### REQUIREMENT
Only the lines from the one with "Decode this image" onward are wanted, through the last line of the entries, set down exactly.

### AVAILABLE DATA
□ □ □ □ □ □ □
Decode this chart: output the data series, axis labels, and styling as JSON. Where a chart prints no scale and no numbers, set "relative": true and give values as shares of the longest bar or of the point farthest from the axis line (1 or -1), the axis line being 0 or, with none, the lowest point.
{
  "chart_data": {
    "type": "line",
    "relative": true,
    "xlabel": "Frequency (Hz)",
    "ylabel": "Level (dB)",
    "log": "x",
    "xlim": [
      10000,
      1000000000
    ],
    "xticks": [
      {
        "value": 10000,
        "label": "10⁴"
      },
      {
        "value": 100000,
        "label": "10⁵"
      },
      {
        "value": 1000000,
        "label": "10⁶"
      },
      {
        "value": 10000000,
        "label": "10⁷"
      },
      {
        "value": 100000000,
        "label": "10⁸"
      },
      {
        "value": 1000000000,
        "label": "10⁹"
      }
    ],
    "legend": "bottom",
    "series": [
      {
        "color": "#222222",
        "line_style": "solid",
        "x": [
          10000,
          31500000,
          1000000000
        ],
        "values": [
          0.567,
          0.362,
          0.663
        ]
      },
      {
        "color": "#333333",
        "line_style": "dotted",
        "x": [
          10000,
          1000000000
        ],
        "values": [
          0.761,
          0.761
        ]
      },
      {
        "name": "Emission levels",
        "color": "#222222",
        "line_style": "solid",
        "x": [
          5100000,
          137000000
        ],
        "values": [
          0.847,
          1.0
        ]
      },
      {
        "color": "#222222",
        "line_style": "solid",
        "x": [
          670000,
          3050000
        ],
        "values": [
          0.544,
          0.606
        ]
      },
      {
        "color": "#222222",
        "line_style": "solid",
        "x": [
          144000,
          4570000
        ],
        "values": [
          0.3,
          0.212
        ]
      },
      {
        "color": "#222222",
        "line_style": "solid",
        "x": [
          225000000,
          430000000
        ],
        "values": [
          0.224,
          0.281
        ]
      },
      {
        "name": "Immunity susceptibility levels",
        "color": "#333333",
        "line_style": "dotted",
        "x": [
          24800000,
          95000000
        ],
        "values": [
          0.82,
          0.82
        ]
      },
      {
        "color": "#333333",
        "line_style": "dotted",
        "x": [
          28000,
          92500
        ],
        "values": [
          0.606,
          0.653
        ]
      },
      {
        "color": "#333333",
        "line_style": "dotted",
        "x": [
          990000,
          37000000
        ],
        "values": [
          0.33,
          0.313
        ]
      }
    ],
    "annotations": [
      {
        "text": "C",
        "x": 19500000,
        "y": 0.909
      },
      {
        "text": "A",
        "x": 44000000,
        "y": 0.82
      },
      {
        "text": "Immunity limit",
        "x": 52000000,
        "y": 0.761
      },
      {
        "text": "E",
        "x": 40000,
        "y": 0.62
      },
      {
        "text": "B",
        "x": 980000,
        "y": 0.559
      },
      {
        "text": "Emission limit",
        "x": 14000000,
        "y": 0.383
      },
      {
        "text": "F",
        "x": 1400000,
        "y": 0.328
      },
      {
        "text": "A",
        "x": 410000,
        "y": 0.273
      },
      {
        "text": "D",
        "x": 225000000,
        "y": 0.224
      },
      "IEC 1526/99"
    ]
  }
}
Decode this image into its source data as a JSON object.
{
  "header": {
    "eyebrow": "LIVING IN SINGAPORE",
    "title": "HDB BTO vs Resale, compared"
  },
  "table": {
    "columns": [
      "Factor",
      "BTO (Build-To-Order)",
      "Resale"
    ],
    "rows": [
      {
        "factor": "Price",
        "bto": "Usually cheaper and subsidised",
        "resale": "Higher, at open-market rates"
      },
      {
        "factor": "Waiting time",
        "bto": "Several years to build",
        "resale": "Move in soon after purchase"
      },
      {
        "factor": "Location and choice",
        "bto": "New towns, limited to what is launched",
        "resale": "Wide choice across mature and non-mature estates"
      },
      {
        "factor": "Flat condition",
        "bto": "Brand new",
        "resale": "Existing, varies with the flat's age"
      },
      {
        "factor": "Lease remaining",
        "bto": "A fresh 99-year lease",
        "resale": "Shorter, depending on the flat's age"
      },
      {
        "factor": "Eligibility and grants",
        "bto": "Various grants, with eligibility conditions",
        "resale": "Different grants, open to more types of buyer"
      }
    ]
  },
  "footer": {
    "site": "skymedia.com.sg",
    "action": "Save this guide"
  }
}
□ □ □ □ □ □ □
### EXERCISE RESULT
Decode this image into its source data as a JSON object.
{
  "header": {
    "eyebrow": "LIVING IN SINGAPORE",
    "title": "HDB BTO vs Resale, compared"
  },
  "table": {
    "columns": [
      "Factor",
      "BTO (Build-To-Order)",
      "Resale"
    ],
    "rows": [
      {
        "factor": "Price",
        "bto": "Usually cheaper and subsidised",
        "resale": "Higher, at open-market rates"
      },
      {
        "factor": "Waiting time",
        "bto": "Several years to build",
        "resale": "Move in soon after purchase"
      },
      {
        "factor": "Location and choice",
        "bto": "New towns, limited to what is launched",
        "resale": "Wide choice across mature and non-mature estates"
      },
      {
        "factor": "Flat condition",
        "bto": "Brand new",
        "resale": "Existing, varies with the flat's age"
      },
      {
        "factor": "Lease remaining",
        "bto": "A fresh 99-year lease",
        "resale": "Shorter, depending on the flat's age"
      },
      {
        "factor": "Eligibility and grants",
        "bto": "Various grants, with eligibility conditions",
        "resale": "Different grants, open to more types of buyer"
      }
    ]
  },
  "footer": {
    "site": "skymedia.com.sg",
    "action": "Save this guide"
  }
}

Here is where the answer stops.